## What to produce
Retype the material below. Keep every word exactly as it is.

## Information provided
^^^^

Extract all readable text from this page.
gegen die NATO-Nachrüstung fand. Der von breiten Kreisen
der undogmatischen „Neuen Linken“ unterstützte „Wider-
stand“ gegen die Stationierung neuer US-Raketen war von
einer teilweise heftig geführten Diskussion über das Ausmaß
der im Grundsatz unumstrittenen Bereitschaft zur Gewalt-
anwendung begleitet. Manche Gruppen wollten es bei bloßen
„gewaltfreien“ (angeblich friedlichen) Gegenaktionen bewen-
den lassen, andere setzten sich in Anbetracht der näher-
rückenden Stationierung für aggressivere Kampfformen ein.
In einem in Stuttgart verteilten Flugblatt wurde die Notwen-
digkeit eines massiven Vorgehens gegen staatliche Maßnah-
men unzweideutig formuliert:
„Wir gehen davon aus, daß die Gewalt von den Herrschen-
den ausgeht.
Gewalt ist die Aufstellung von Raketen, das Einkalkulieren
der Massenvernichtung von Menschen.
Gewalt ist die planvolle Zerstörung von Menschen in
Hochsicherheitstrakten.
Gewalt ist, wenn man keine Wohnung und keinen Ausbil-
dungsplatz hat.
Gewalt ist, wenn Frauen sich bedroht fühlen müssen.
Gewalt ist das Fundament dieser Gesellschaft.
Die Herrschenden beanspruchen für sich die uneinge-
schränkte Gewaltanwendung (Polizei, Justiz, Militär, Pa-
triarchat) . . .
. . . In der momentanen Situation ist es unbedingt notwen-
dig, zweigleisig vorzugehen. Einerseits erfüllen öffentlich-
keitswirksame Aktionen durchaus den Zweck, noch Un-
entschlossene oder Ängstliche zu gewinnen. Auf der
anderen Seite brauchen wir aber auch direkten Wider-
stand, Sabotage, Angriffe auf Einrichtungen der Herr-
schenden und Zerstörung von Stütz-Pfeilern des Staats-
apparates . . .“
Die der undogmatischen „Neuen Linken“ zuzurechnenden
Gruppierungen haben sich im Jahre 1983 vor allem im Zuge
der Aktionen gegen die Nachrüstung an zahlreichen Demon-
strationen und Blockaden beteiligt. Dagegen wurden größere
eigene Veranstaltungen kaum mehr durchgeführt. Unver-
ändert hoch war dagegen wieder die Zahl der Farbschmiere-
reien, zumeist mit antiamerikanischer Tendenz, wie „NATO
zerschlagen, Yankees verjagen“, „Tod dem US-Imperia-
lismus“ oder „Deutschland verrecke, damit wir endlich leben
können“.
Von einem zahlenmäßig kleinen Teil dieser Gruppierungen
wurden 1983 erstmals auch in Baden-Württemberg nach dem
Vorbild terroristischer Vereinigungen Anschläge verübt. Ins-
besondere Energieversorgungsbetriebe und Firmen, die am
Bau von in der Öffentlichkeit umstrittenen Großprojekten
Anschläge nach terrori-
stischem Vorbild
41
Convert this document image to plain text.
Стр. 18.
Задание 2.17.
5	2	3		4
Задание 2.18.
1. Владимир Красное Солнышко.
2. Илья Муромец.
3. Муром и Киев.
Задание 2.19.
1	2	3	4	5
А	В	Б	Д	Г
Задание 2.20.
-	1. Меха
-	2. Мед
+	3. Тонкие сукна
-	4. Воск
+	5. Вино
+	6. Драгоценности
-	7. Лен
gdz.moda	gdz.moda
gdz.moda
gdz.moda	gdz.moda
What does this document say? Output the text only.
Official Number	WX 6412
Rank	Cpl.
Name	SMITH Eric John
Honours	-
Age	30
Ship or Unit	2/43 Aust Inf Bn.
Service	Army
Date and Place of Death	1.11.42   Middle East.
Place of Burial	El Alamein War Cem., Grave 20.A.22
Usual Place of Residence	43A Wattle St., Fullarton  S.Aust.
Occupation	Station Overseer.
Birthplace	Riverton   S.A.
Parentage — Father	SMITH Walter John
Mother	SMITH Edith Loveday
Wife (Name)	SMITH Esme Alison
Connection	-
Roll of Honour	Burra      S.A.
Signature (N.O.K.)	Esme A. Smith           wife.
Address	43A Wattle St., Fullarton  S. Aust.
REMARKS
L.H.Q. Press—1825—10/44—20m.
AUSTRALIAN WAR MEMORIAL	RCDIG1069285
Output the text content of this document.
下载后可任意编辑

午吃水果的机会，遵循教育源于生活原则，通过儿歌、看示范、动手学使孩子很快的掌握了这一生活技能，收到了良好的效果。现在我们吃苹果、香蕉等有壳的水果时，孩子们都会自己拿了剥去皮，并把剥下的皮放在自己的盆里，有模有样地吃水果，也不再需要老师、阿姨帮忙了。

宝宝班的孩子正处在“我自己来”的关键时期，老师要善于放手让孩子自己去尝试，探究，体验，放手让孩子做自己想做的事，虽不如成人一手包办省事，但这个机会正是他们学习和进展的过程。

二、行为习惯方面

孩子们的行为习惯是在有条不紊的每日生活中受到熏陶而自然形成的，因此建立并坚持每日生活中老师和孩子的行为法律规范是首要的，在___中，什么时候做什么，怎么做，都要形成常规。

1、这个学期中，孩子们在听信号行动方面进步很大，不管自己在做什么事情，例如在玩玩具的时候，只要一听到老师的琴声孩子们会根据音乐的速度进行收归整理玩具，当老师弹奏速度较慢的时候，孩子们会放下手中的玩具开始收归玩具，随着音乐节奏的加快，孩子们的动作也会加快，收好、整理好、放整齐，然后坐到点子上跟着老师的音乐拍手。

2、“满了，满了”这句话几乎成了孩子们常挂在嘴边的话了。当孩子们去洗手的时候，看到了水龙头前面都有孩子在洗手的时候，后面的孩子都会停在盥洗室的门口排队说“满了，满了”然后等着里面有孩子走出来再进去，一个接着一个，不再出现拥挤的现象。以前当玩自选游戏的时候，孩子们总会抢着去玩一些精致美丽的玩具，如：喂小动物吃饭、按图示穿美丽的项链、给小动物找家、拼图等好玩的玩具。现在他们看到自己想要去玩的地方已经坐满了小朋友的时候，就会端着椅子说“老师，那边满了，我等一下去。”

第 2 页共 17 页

^^^^

## Reply
Extract all readable text from this page.
gegen die NATO-Nachrüstung fand. Der von breiten Kreisen
der undogmatischen „Neuen Linken“ unterstützte „Wider-
stand“ gegen die Stationierung neuer US-Raketen war von
einer teilweise heftig geführten Diskussion über das Ausmaß
der im Grundsatz unumstrittenen Bereitschaft zur Gewalt-
anwendung begleitet. Manche Gruppen wollten es bei bloßen
„gewaltfreien“ (angeblich friedlichen) Gegenaktionen bewen-
den lassen, andere setzten sich in Anbetracht der näher-
rückenden Stationierung für aggressivere Kampfformen ein.
In einem in Stuttgart verteilten Flugblatt wurde die Notwen-
digkeit eines massiven Vorgehens gegen staatliche Maßnah-
men unzweideutig formuliert:
„Wir gehen davon aus, daß die Gewalt von den Herrschen-
den ausgeht.
Gewalt ist die Aufstellung von Raketen, das Einkalkulieren
der Massenvernichtung von Menschen.
Gewalt ist die planvolle Zerstörung von Menschen in
Hochsicherheitstrakten.
Gewalt ist, wenn man keine Wohnung und keinen Ausbil-
dungsplatz hat.
Gewalt ist, wenn Frauen sich bedroht fühlen müssen.
Gewalt ist das Fundament dieser Gesellschaft.
Die Herrschenden beanspruchen für sich die uneinge-
schränkte Gewaltanwendung (Polizei, Justiz, Militär, Pa-
triarchat) . . .
. . . In der momentanen Situation ist es unbedingt notwen-
dig, zweigleisig vorzugehen. Einerseits erfüllen öffentlich-
keitswirksame Aktionen durchaus den Zweck, noch Un-
entschlossene oder Ängstliche zu gewinnen. Auf der
anderen Seite brauchen wir aber auch direkten Wider-
stand, Sabotage, Angriffe auf Einrichtungen der Herr-
schenden und Zerstörung von Stütz-Pfeilern des Staats-
apparates . . .“
Die der undogmatischen „Neuen Linken“ zuzurechnenden
Gruppierungen haben sich im Jahre 1983 vor allem im Zuge
der Aktionen gegen die Nachrüstung an zahlreichen Demon-
strationen und Blockaden beteiligt. Dagegen wurden größere
eigene Veranstaltungen kaum mehr durchgeführt. Unver-
ändert hoch war dagegen wieder die Zahl der Farbschmiere-
reien, zumeist mit antiamerikanischer Tendenz, wie „NATO
zerschlagen, Yankees verjagen“, „Tod dem US-Imperia-
lismus“ oder „Deutschland verrecke, damit wir endlich leben
können“.
Von einem zahlenmäßig kleinen Teil dieser Gruppierungen
wurden 1983 erstmals auch in Baden-Württemberg nach dem
Vorbild terroristischer Vereinigungen Anschläge verübt. Ins-
besondere Energieversorgungsbetriebe und Firmen, die am
Bau von in der Öffentlichkeit umstrittenen Großprojekten
Anschläge nach terrori-
stischem Vorbild
41
Convert this document image to plain text.
Стр. 18.
Задание 2.17.
5	2	3		4
Задание 2.18.
1. Владимир Красное Солнышко.
2. Илья Муромец.
3. Муром и Киев.
Задание 2.19.
1	2	3	4	5
А	В	Б	Д	Г
Задание 2.20.
-	1. Меха
-	2. Мед
+	3. Тонкие сукна
-	4. Воск
+	5. Вино
+	6. Драгоценности
-	7. Лен
gdz.moda	gdz.moda
gdz.moda
gdz.moda	gdz.moda
What does this document say? Output the text only.
Official Number	WX 6412
Rank	Cpl.
Name	SMITH Eric John
Honours	-
Age	30
Ship or Unit	2/43 Aust Inf Bn.
Service	Army
Date and Place of Death	1.11.42   Middle East.
Place of Burial	El Alamein War Cem., Grave 20.A.22
Usual Place of Residence	43A Wattle St., Fullarton  S.Aust.
Occupation	Station Overseer.
Birthplace	Riverton   S.A.
Parentage — Father	SMITH Walter John
Mother	SMITH Edith Loveday
Wife (Name)	SMITH Esme Alison
Connection	-
Roll of Honour	Burra      S.A.
Signature (N.O.K.)	Esme A. Smith           wife.
Address	43A Wattle St., Fullarton  S. Aust.
REMARKS
L.H.Q. Press—1825—10/44—20m.
AUSTRALIAN WAR MEMORIAL	RCDIG1069285
Output the text content of this document.
下载后可任意编辑

午吃水果的机会，遵循教育源于生活原则，通过儿歌、看示范、动手学使孩子很快的掌握了这一生活技能，收到了良好的效果。现在我们吃苹果、香蕉等有壳的水果时，孩子们都会自己拿了剥去皮，并把剥下的皮放在自己的盆里，有模有样地吃水果，也不再需要老师、阿姨帮忙了。

宝宝班的孩子正处在“我自己来”的关键时期，老师要善于放手让孩子自己去尝试，探究，体验，放手让孩子做自己想做的事，虽不如成人一手包办省事，但这个机会正是他们学习和进展的过程。

二、行为习惯方面

孩子们的行为习惯是在有条不紊的每日生活中受到熏陶而自然形成的，因此建立并坚持每日生活中老师和孩子的行为法律规范是首要的，在___中，什么时候做什么，怎么做，都要形成常规。

1、这个学期中，孩子们在听信号行动方面进步很大，不管自己在做什么事情，例如在玩玩具的时候，只要一听到老师的琴声孩子们会根据音乐的速度进行收归整理玩具，当老师弹奏速度较慢的时候，孩子们会放下手中的玩具开始收归玩具，随着音乐节奏的加快，孩子们的动作也会加快，收好、整理好、放整齐，然后坐到点子上跟着老师的音乐拍手。

2、“满了，满了”这句话几乎成了孩子们常挂在嘴边的话了。当孩子们去洗手的时候，看到了水龙头前面都有孩子在洗手的时候，后面的孩子都会停在盥洗室的门口排队说“满了，满了”然后等着里面有孩子走出来再进去，一个接着一个，不再出现拥挤的现象。以前当玩自选游戏的时候，孩子们总会抢着去玩一些精致美丽的玩具，如：喂小动物吃饭、按图示穿美丽的项链、给小动物找家、拼图等好玩的玩具。现在他们看到自己想要去玩的地方已经坐满了小朋友的时候，就会端着椅子说“老师，那边满了，我等一下去。”

第 2 页共 17 页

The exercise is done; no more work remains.